GIVEN EXERCISE: Copy out the listing that follows exactly, dropping every picture.

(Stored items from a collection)
==*==
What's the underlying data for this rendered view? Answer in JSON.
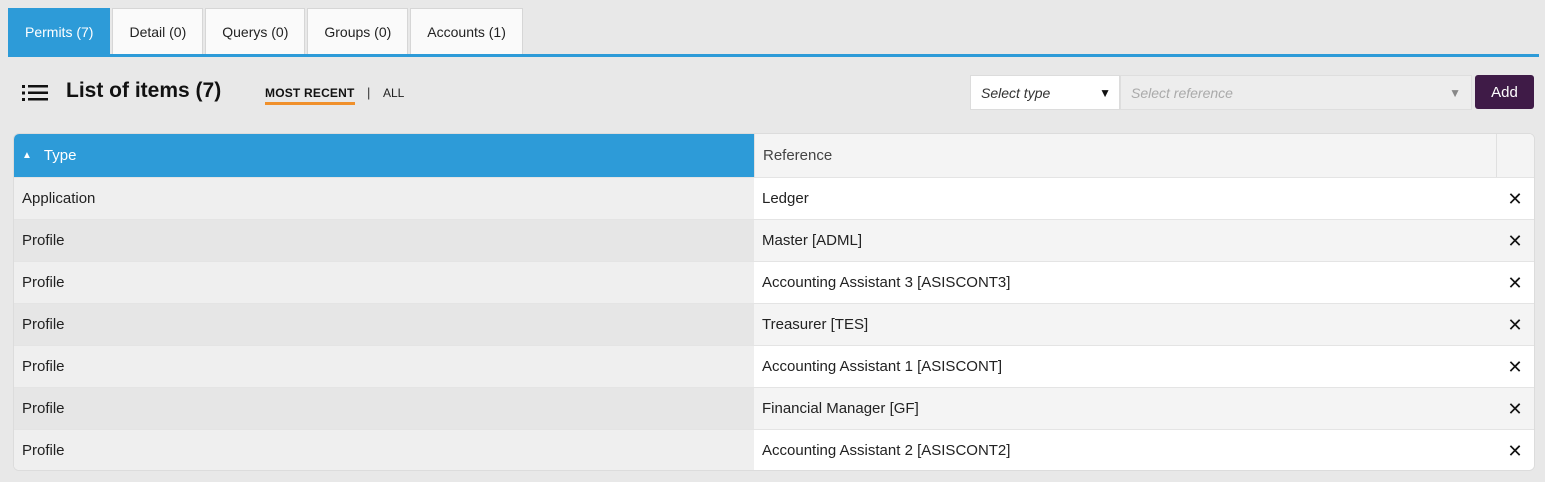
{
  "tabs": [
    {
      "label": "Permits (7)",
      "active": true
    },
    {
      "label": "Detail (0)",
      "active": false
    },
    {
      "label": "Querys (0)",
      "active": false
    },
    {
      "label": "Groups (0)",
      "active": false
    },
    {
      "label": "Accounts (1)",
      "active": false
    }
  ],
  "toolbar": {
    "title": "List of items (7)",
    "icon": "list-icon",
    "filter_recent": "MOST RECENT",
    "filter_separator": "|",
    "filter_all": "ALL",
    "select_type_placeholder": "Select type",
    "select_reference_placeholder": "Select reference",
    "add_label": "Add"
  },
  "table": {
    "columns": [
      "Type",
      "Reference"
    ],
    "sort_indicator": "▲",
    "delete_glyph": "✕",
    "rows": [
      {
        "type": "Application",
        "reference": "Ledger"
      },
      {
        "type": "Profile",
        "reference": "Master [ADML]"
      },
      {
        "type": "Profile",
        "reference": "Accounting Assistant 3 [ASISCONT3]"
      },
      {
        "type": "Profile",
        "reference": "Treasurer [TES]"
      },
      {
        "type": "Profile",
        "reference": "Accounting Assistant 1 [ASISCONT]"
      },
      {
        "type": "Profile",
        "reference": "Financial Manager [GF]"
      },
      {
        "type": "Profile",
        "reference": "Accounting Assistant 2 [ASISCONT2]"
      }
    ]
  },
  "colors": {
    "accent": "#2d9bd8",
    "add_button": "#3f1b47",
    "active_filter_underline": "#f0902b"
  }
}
==*==
EXPECTED OUTPUT:
What's the underlying data for this rendered view? Answer in JSON.
{
  "tabs": [
    {
      "label": "Permits (7)",
      "active": true
    },
    {
      "label": "Detail (0)",
      "active": false
    },
    {
      "label": "Querys (0)",
      "active": false
    },
    {
      "label": "Groups (0)",
      "active": false
    },
    {
      "label": "Accounts (1)",
      "active": false
    }
  ],
  "toolbar": {
    "title": "List of items (7)",
    "icon": "list-icon",
    "filter_recent": "MOST RECENT",
    "filter_separator": "|",
    "filter_all": "ALL",
    "select_type_placeholder": "Select type",
    "select_reference_placeholder": "Select reference",
    "add_label": "Add"
  },
  "table": {
    "columns": [
      "Type",
      "Reference"
    ],
    "sort_indicator": "▲",
    "delete_glyph": "✕",
    "rows": [
      {
        "type": "Application",
        "reference": "Ledger"
      },
      {
        "type": "Profile",
        "reference": "Master [ADML]"
      },
      {
        "type": "Profile",
        "reference": "Accounting Assistant 3 [ASISCONT3]"
      },
      {
        "type": "Profile",
        "reference": "Treasurer [TES]"
      },
      {
        "type": "Profile",
        "reference": "Accounting Assistant 1 [ASISCONT]"
      },
      {
        "type": "Profile",
        "reference": "Financial Manager [GF]"
      },
      {
        "type": "Profile",
        "reference": "Accounting Assistant 2 [ASISCONT2]"
      }
    ]
  },
  "colors": {
    "accent": "#2d9bd8",
    "add_button": "#3f1b47",
    "active_filter_underline": "#f0902b"
  }
}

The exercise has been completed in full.